Saved data entries
- - - - - - -

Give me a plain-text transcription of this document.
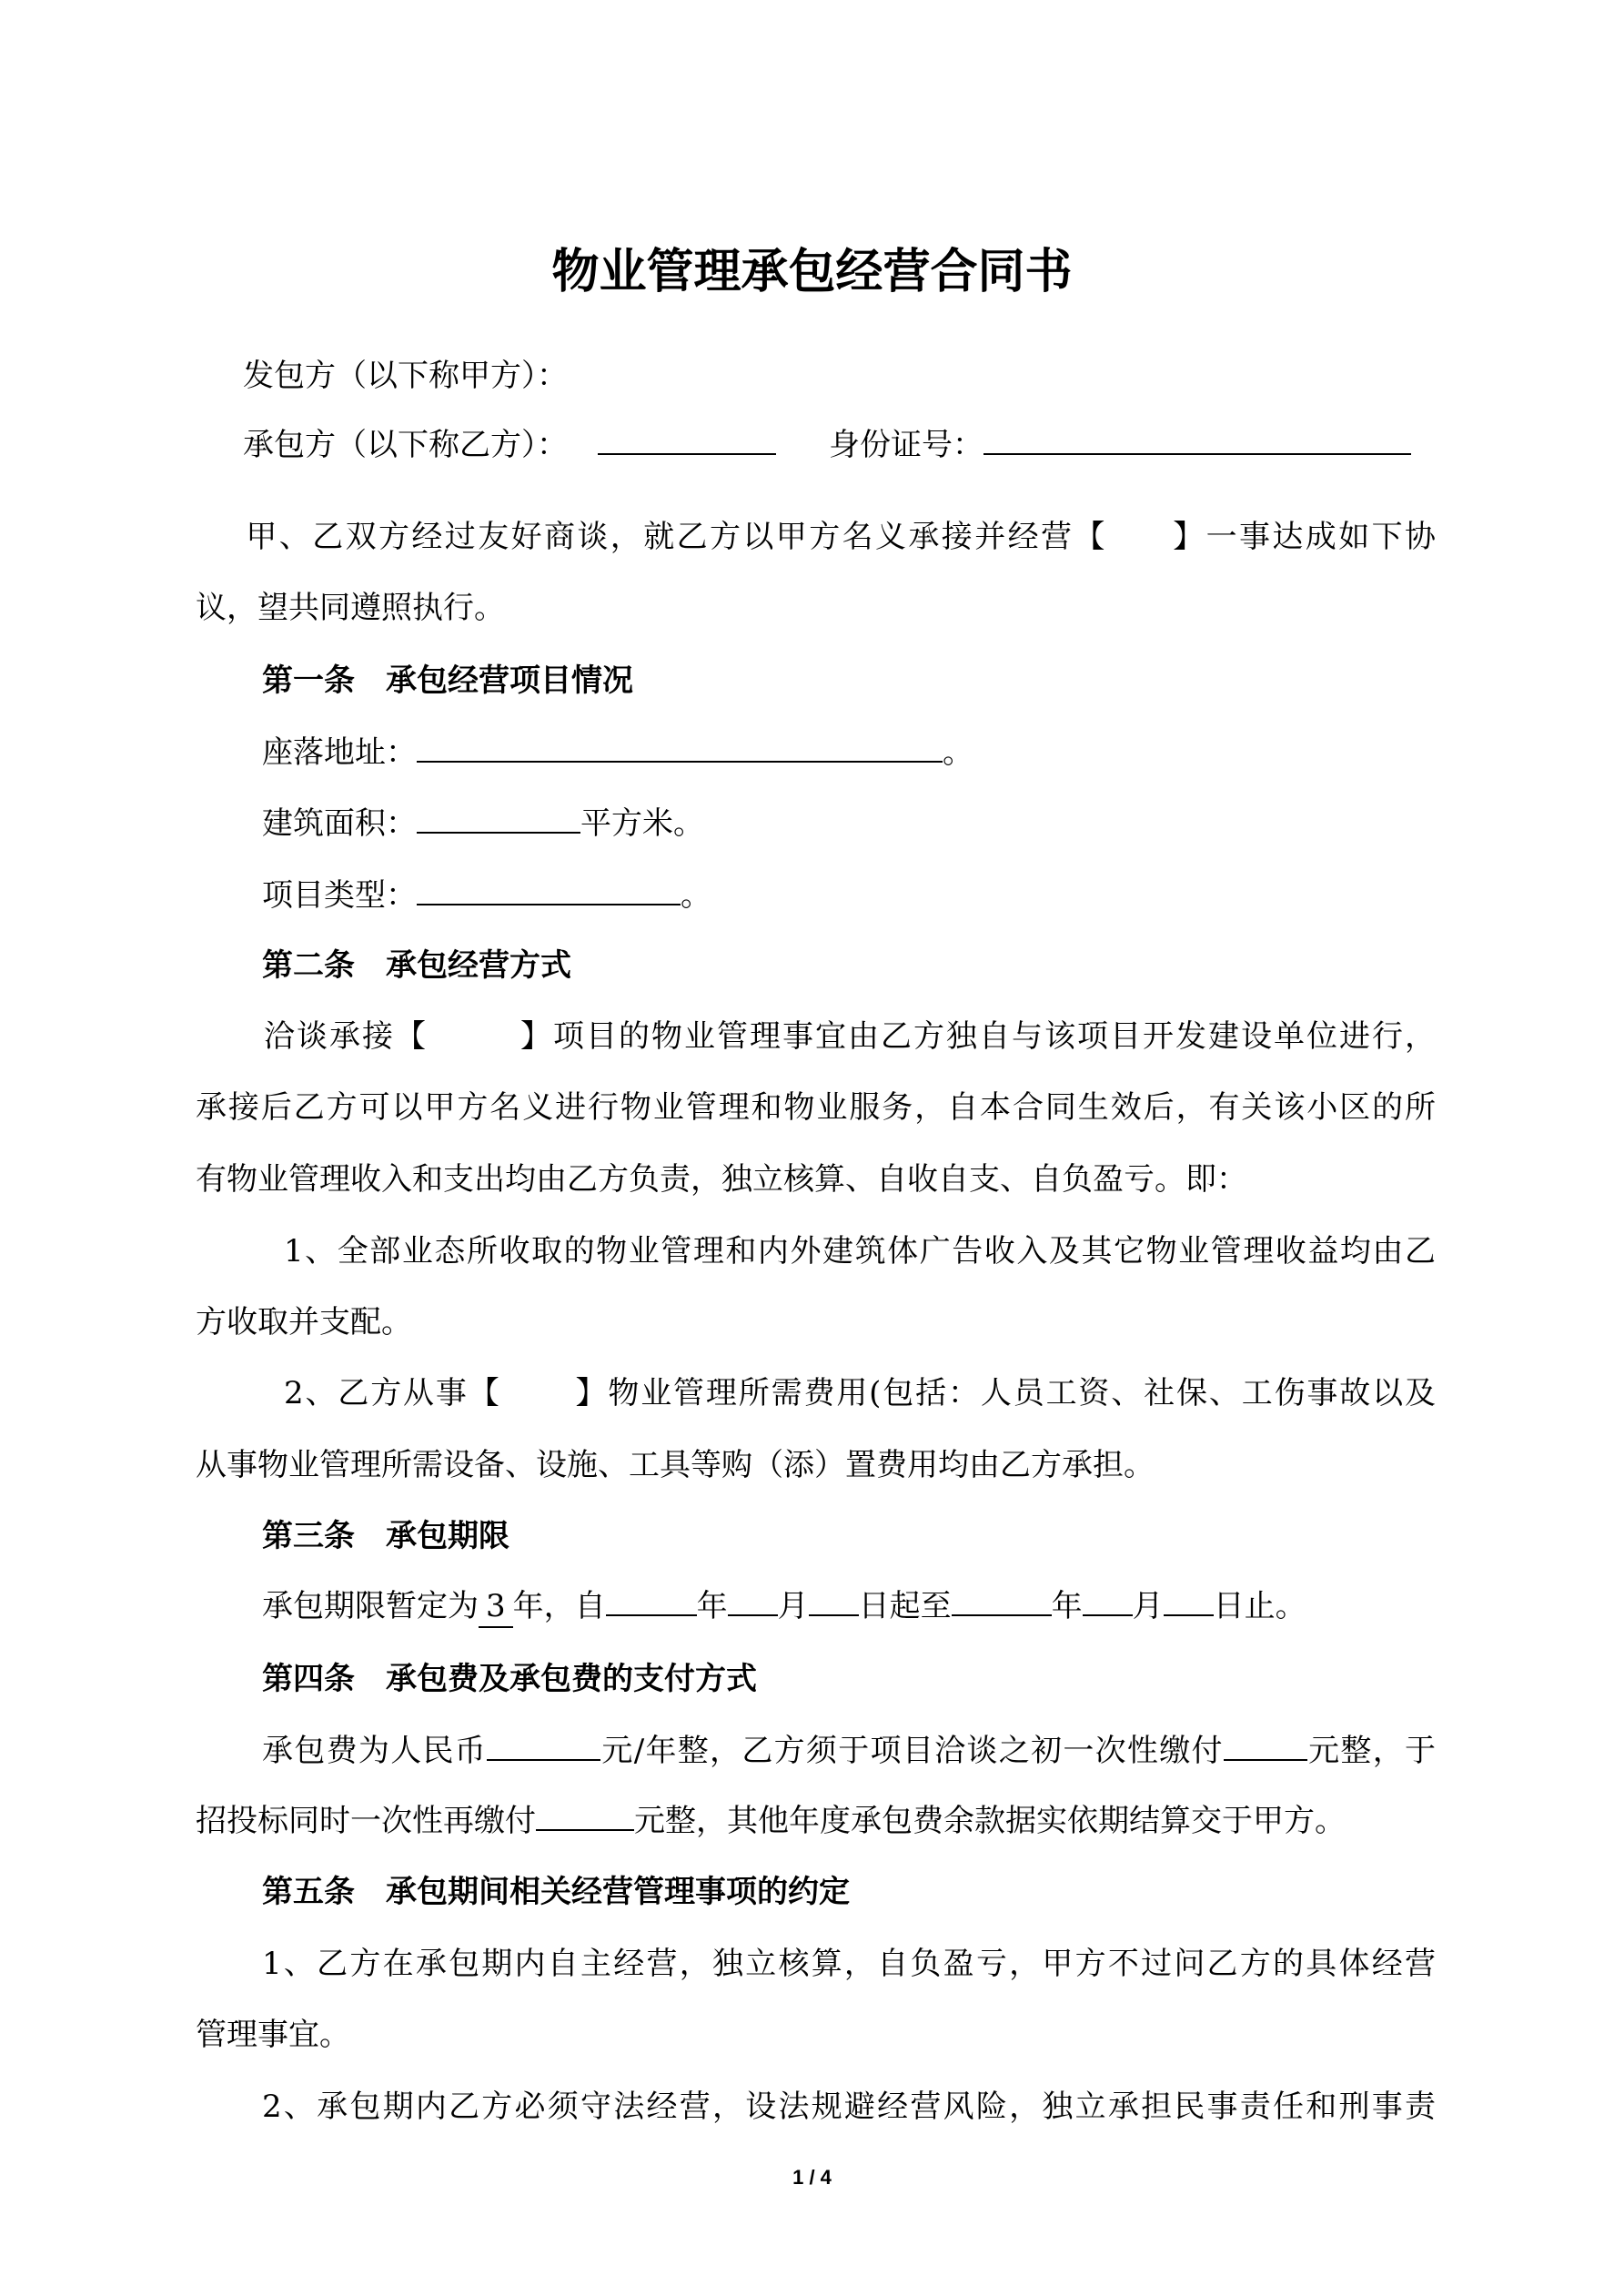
物业管理承包经营合同书
发包方（以下称甲方）：
承包方（以下称乙方）：	身份证号：
甲、乙双方经过友好商谈，就乙方以甲方名义承接并经营【 】一事达成如下协
议，望共同遵照执行。
第一条　承包经营项目情况
座落地址：	。
建筑面积：	平方米。
项目类型：	。
第二条　承包经营方式
洽谈承接【	】项目的物业管理事宜由乙方独自与该项目开发建设单位进行，
承接后乙方可以甲方名义进行物业管理和物业服务，自本合同生效后，有关该小区的所
有物业管理收入和支出均由乙方负责，独立核算、自收自支、自负盈亏。即：
1、全部业态所收取的物业管理和内外建筑体广告收入及其它物业管理收益均由乙
方收取并支配。
2、乙方从事【 】物业管理所需费用(包括：人员工资、社保、工伤事故以及
从事物业管理所需设备、设施、工具等购（添）置费用均由乙方承担。
第三条　承包期限
承包期限暂定为 3 年，自	年 月 日起至	年 月 日止。
第四条　承包费及承包费的支付方式
承包费为人民币	元/年整，乙方须于项目洽谈之初一次性缴付	元整，于
招投标同时一次性再缴付	元整，其他年度承包费余款据实依期结算交于甲方。
第五条　承包期间相关经营管理事项的约定
1、乙方在承包期内自主经营，独立核算，自负盈亏，甲方不过问乙方的具体经营
管理事宜。
2、承包期内乙方必须守法经营，设法规避经营风险，独立承担民事责任和刑事责
1 / 4
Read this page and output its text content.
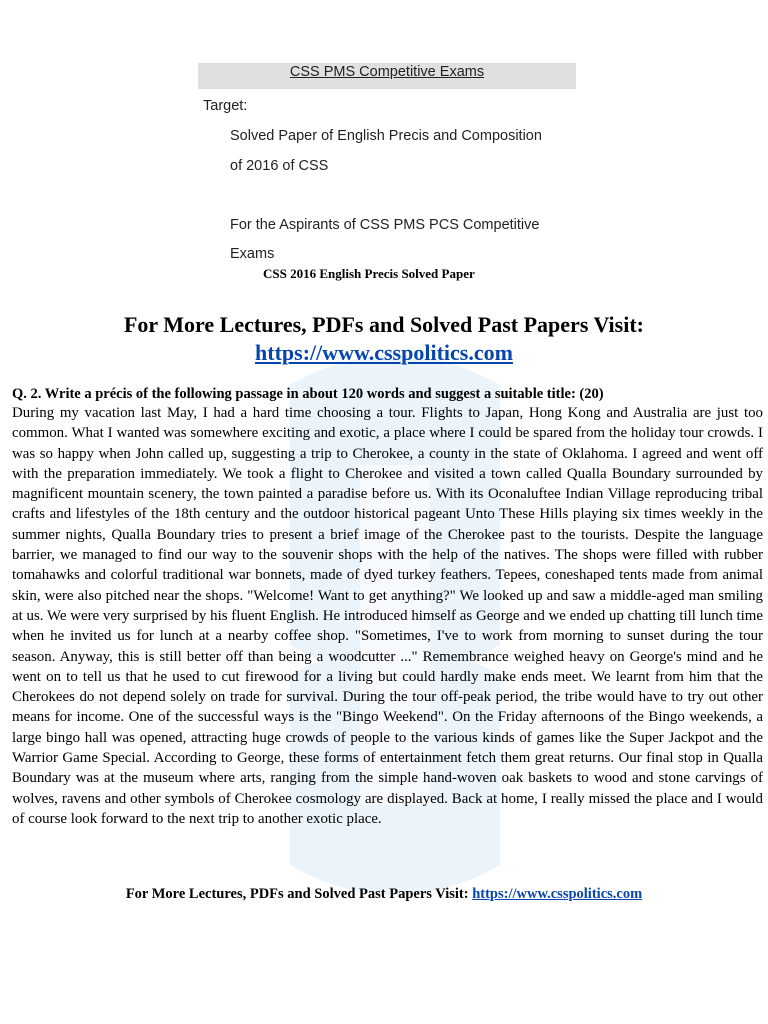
CSS PMS Competitive Exams
Target:
Solved Paper of English Precis and Composition
of 2016 of CSS
For the Aspirants of CSS PMS PCS Competitive
Exams
CSS 2016 English Precis Solved Paper
For More Lectures, PDFs and Solved Past Papers Visit:
https://www.csspolitics.com
Q. 2. Write a précis of the following passage in about 120 words and suggest a suitable title: (20)

During my vacation last May, I had a hard time choosing a tour. Flights to Japan, Hong Kong and Australia are just too common. What I wanted was somewhere exciting and exotic, a place where I could be spared from the holiday tour crowds. I was so happy when John called up, suggesting a trip to Cherokee, a county in the state of Oklahoma. I agreed and went off with the preparation immediately. We took a flight to Cherokee and visited a town called Qualla Boundary surrounded by magnificent mountain scenery, the town painted a paradise before us. With its Oconaluftee Indian Village reproducing tribal crafts and lifestyles of the 18th century and the outdoor historical pageant Unto These Hills playing six times weekly in the summer nights, Qualla Boundary tries to present a brief image of the Cherokee past to the tourists. Despite the language barrier, we managed to find our way to the souvenir shops with the help of the natives. The shops were filled with rubber tomahawks and colorful traditional war bonnets, made of dyed turkey feathers. Tepees, coneshaped tents made from animal skin, were also pitched near the shops. "Welcome! Want to get anything?" We looked up and saw a middle-aged man smiling at us. We were very surprised by his fluent English. He introduced himself as George and we ended up chatting till lunch time when he invited us for lunch at a nearby coffee shop. "Sometimes, I've to work from morning to sunset during the tour season. Anyway, this is still better off than being a woodcutter ..." Remembrance weighed heavy on George's mind and he went on to tell us that he used to cut firewood for a living but could hardly make ends meet. We learnt from him that the Cherokees do not depend solely on trade for survival. During the tour off-peak period, the tribe would have to try out other means for income. One of the successful ways is the "Bingo Weekend". On the Friday afternoons of the Bingo weekends, a large bingo hall was opened, attracting huge crowds of people to the various kinds of games like the Super Jackpot and the Warrior Game Special. According to George, these forms of entertainment fetch them great returns. Our final stop in Qualla Boundary was at the museum where arts, ranging from the simple hand-woven oak baskets to wood and stone carvings of wolves, ravens and other symbols of Cherokee cosmology are displayed. Back at home, I really missed the place and I would of course look forward to the next trip to another exotic place.

For More Lectures, PDFs and Solved Past Papers Visit: https://www.csspolitics.com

- - - - - - -

In the copy, include all records verbatim but no images.

- Answer in full -
Give me a plain-text transcription of this document.
物业管理承包经营合同书
发包方（以下称甲方）：
承包方（以下称乙方）：	身份证号：
甲、乙双方经过友好商谈，就乙方以甲方名义承接并经营【 】一事达成如下协
议，望共同遵照执行。
第一条　承包经营项目情况
座落地址：	。
建筑面积：	平方米。
项目类型：	。
第二条　承包经营方式
洽谈承接【	】项目的物业管理事宜由乙方独自与该项目开发建设单位进行，
承接后乙方可以甲方名义进行物业管理和物业服务，自本合同生效后，有关该小区的所
有物业管理收入和支出均由乙方负责，独立核算、自收自支、自负盈亏。即：
1、全部业态所收取的物业管理和内外建筑体广告收入及其它物业管理收益均由乙
方收取并支配。
2、乙方从事【 】物业管理所需费用(包括：人员工资、社保、工伤事故以及
从事物业管理所需设备、设施、工具等购（添）置费用均由乙方承担。
第三条　承包期限
承包期限暂定为 3 年，自	年 月 日起至	年 月 日止。
第四条　承包费及承包费的支付方式
承包费为人民币	元/年整，乙方须于项目洽谈之初一次性缴付	元整，于
招投标同时一次性再缴付	元整，其他年度承包费余款据实依期结算交于甲方。
第五条　承包期间相关经营管理事项的约定
1、乙方在承包期内自主经营，独立核算，自负盈亏，甲方不过问乙方的具体经营
管理事宜。
2、承包期内乙方必须守法经营，设法规避经营风险，独立承担民事责任和刑事责
1 / 4
Read this page and output its text content.
CSS PMS Competitive Exams
Target:
Solved Paper of English Precis and Composition
of 2016 of CSS
For the Aspirants of CSS PMS PCS Competitive
Exams
CSS 2016 English Precis Solved Paper
For More Lectures, PDFs and Solved Past Papers Visit:
https://www.csspolitics.com
Q. 2. Write a précis of the following passage in about 120 words and suggest a suitable title: (20)

During my vacation last May, I had a hard time choosing a tour. Flights to Japan, Hong Kong and Australia are just too common. What I wanted was somewhere exciting and exotic, a place where I could be spared from the holiday tour crowds. I was so happy when John called up, suggesting a trip to Cherokee, a county in the state of Oklahoma. I agreed and went off with the preparation immediately. We took a flight to Cherokee and visited a town called Qualla Boundary surrounded by magnificent mountain scenery, the town painted a paradise before us. With its Oconaluftee Indian Village reproducing tribal crafts and lifestyles of the 18th century and the outdoor historical pageant Unto These Hills playing six times weekly in the summer nights, Qualla Boundary tries to present a brief image of the Cherokee past to the tourists. Despite the language barrier, we managed to find our way to the souvenir shops with the help of the natives. The shops were filled with rubber tomahawks and colorful traditional war bonnets, made of dyed turkey feathers. Tepees, coneshaped tents made from animal skin, were also pitched near the shops. "Welcome! Want to get anything?" We looked up and saw a middle-aged man smiling at us. We were very surprised by his fluent English. He introduced himself as George and we ended up chatting till lunch time when he invited us for lunch at a nearby coffee shop. "Sometimes, I've to work from morning to sunset during the tour season. Anyway, this is still better off than being a woodcutter ..." Remembrance weighed heavy on George's mind and he went on to tell us that he used to cut firewood for a living but could hardly make ends meet. We learnt from him that the Cherokees do not depend solely on trade for survival. During the tour off-peak period, the tribe would have to try out other means for income. One of the successful ways is the "Bingo Weekend". On the Friday afternoons of the Bingo weekends, a large bingo hall was opened, attracting huge crowds of people to the various kinds of games like the Super Jackpot and the Warrior Game Special. According to George, these forms of entertainment fetch them great returns. Our final stop in Qualla Boundary was at the museum where arts, ranging from the simple hand-woven oak baskets to wood and stone carvings of wolves, ravens and other symbols of Cherokee cosmology are displayed. Back at home, I really missed the place and I would of course look forward to the next trip to another exotic place.

For More Lectures, PDFs and Solved Past Papers Visit: https://www.csspolitics.com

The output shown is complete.